- Extracted material -
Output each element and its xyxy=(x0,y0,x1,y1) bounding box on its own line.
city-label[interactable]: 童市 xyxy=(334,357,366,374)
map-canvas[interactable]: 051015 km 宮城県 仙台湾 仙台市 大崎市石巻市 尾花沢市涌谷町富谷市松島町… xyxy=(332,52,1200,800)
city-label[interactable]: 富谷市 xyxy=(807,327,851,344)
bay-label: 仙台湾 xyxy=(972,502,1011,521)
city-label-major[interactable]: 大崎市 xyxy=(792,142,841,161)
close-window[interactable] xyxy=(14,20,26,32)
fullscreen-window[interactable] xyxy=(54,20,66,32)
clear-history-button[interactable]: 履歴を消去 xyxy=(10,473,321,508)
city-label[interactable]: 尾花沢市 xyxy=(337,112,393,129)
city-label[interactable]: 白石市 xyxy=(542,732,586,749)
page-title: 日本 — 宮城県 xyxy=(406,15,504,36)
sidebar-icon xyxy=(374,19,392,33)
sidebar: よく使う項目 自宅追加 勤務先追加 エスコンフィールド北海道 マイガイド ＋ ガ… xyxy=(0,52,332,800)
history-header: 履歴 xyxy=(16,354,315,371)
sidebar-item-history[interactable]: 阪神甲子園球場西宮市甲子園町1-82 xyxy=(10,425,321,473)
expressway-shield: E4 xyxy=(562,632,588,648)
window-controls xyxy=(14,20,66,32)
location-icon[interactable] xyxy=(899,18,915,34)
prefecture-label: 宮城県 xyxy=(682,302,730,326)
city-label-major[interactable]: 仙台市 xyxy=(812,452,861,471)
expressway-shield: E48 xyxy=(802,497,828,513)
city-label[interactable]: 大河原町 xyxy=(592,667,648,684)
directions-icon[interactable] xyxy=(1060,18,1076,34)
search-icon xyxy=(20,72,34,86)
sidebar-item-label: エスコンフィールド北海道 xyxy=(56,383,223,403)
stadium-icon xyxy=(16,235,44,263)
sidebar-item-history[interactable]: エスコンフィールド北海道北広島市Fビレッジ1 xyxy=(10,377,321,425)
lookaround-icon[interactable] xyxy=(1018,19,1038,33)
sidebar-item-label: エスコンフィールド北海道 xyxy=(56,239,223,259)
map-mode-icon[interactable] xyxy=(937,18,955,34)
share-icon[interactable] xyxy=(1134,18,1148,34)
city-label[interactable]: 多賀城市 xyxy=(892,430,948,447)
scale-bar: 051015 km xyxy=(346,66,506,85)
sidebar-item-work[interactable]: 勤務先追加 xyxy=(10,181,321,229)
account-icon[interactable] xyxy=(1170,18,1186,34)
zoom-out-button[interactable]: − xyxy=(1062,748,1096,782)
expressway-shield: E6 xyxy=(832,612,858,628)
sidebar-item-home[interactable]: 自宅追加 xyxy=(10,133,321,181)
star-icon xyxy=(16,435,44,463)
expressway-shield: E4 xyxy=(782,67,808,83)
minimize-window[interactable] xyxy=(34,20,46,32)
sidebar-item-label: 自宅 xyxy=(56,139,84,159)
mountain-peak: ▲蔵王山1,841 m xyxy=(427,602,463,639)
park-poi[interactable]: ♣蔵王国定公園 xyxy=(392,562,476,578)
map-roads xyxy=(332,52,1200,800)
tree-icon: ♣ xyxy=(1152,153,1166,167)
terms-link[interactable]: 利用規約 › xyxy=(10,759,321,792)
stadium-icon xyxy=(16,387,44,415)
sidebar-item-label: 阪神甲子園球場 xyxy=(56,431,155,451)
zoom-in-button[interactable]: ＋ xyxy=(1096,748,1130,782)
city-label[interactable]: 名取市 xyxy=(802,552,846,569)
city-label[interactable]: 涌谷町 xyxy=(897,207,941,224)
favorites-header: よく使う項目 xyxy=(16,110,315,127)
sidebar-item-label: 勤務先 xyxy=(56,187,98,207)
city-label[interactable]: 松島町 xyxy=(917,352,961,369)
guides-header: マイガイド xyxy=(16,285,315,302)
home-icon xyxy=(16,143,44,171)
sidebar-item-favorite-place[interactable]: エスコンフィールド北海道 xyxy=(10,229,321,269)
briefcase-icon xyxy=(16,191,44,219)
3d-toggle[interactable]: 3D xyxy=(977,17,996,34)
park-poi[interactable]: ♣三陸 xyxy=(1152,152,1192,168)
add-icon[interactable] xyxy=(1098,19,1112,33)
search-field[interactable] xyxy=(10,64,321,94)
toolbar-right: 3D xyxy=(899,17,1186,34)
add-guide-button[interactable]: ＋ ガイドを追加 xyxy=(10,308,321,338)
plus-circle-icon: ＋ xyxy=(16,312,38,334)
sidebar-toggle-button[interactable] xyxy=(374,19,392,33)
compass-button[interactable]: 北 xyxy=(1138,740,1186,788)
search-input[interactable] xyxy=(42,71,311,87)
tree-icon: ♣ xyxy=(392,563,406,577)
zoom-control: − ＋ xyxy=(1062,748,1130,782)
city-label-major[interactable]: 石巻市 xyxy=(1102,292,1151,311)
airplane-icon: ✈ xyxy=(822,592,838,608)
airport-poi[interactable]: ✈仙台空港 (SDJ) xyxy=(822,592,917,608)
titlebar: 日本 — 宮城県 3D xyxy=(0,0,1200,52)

- Exercise prompt -
Copy the listing above line for line, with no changes.

- Full solution -
Output each element and its xyxy=(x0,y0,x1,y1) bounding box on its own line.
city-label[interactable]: 童市 xyxy=(334,357,366,374)
map-canvas[interactable]: 051015 km 宮城県 仙台湾 仙台市 大崎市石巻市 尾花沢市涌谷町富谷市松島町… xyxy=(332,52,1200,800)
city-label[interactable]: 富谷市 xyxy=(807,327,851,344)
bay-label: 仙台湾 xyxy=(972,502,1011,521)
city-label-major[interactable]: 大崎市 xyxy=(792,142,841,161)
close-window[interactable] xyxy=(14,20,26,32)
fullscreen-window[interactable] xyxy=(54,20,66,32)
clear-history-button[interactable]: 履歴を消去 xyxy=(10,473,321,508)
city-label[interactable]: 尾花沢市 xyxy=(337,112,393,129)
city-label[interactable]: 白石市 xyxy=(542,732,586,749)
page-title: 日本 — 宮城県 xyxy=(406,15,504,36)
sidebar-icon xyxy=(374,19,392,33)
sidebar: よく使う項目 自宅追加 勤務先追加 エスコンフィールド北海道 マイガイド ＋ ガ… xyxy=(0,52,332,800)
history-header: 履歴 xyxy=(16,354,315,371)
sidebar-item-history[interactable]: 阪神甲子園球場西宮市甲子園町1-82 xyxy=(10,425,321,473)
expressway-shield: E4 xyxy=(562,632,588,648)
window-controls xyxy=(14,20,66,32)
location-icon[interactable] xyxy=(899,18,915,34)
prefecture-label: 宮城県 xyxy=(682,302,730,326)
city-label-major[interactable]: 仙台市 xyxy=(812,452,861,471)
expressway-shield: E48 xyxy=(802,497,828,513)
city-label[interactable]: 大河原町 xyxy=(592,667,648,684)
directions-icon[interactable] xyxy=(1060,18,1076,34)
search-icon xyxy=(20,72,34,86)
sidebar-item-label: エスコンフィールド北海道 xyxy=(56,383,223,403)
stadium-icon xyxy=(16,235,44,263)
sidebar-item-history[interactable]: エスコンフィールド北海道北広島市Fビレッジ1 xyxy=(10,377,321,425)
lookaround-icon[interactable] xyxy=(1018,19,1038,33)
sidebar-item-label: エスコンフィールド北海道 xyxy=(56,239,223,259)
map-mode-icon[interactable] xyxy=(937,18,955,34)
share-icon[interactable] xyxy=(1134,18,1148,34)
city-label[interactable]: 多賀城市 xyxy=(892,430,948,447)
scale-bar: 051015 km xyxy=(346,66,506,85)
sidebar-item-work[interactable]: 勤務先追加 xyxy=(10,181,321,229)
account-icon[interactable] xyxy=(1170,18,1186,34)
zoom-out-button[interactable]: − xyxy=(1062,748,1096,782)
expressway-shield: E6 xyxy=(832,612,858,628)
sidebar-item-home[interactable]: 自宅追加 xyxy=(10,133,321,181)
star-icon xyxy=(16,435,44,463)
expressway-shield: E4 xyxy=(782,67,808,83)
minimize-window[interactable] xyxy=(34,20,46,32)
sidebar-item-label: 自宅 xyxy=(56,139,84,159)
mountain-peak: ▲蔵王山1,841 m xyxy=(427,602,463,639)
park-poi[interactable]: ♣蔵王国定公園 xyxy=(392,562,476,578)
map-roads xyxy=(332,52,1200,800)
tree-icon: ♣ xyxy=(1152,153,1166,167)
terms-link[interactable]: 利用規約 › xyxy=(10,759,321,792)
stadium-icon xyxy=(16,387,44,415)
sidebar-item-label: 阪神甲子園球場 xyxy=(56,431,155,451)
zoom-in-button[interactable]: ＋ xyxy=(1096,748,1130,782)
city-label[interactable]: 名取市 xyxy=(802,552,846,569)
city-label[interactable]: 涌谷町 xyxy=(897,207,941,224)
favorites-header: よく使う項目 xyxy=(16,110,315,127)
sidebar-item-label: 勤務先 xyxy=(56,187,98,207)
city-label[interactable]: 松島町 xyxy=(917,352,961,369)
guides-header: マイガイド xyxy=(16,285,315,302)
home-icon xyxy=(16,143,44,171)
sidebar-item-favorite-place[interactable]: エスコンフィールド北海道 xyxy=(10,229,321,269)
briefcase-icon xyxy=(16,191,44,219)
3d-toggle[interactable]: 3D xyxy=(977,17,996,34)
park-poi[interactable]: ♣三陸 xyxy=(1152,152,1192,168)
add-icon[interactable] xyxy=(1098,19,1112,33)
search-field[interactable] xyxy=(10,64,321,94)
toolbar-right: 3D xyxy=(899,17,1186,34)
add-guide-button[interactable]: ＋ ガイドを追加 xyxy=(10,308,321,338)
plus-circle-icon: ＋ xyxy=(16,312,38,334)
sidebar-toggle-button[interactable] xyxy=(374,19,392,33)
compass-button[interactable]: 北 xyxy=(1138,740,1186,788)
search-input[interactable] xyxy=(42,71,311,87)
tree-icon: ♣ xyxy=(392,563,406,577)
zoom-control: − ＋ xyxy=(1062,748,1130,782)
city-label-major[interactable]: 石巻市 xyxy=(1102,292,1151,311)
airplane-icon: ✈ xyxy=(822,592,838,608)
airport-poi[interactable]: ✈仙台空港 (SDJ) xyxy=(822,592,917,608)
titlebar: 日本 — 宮城県 3D xyxy=(0,0,1200,52)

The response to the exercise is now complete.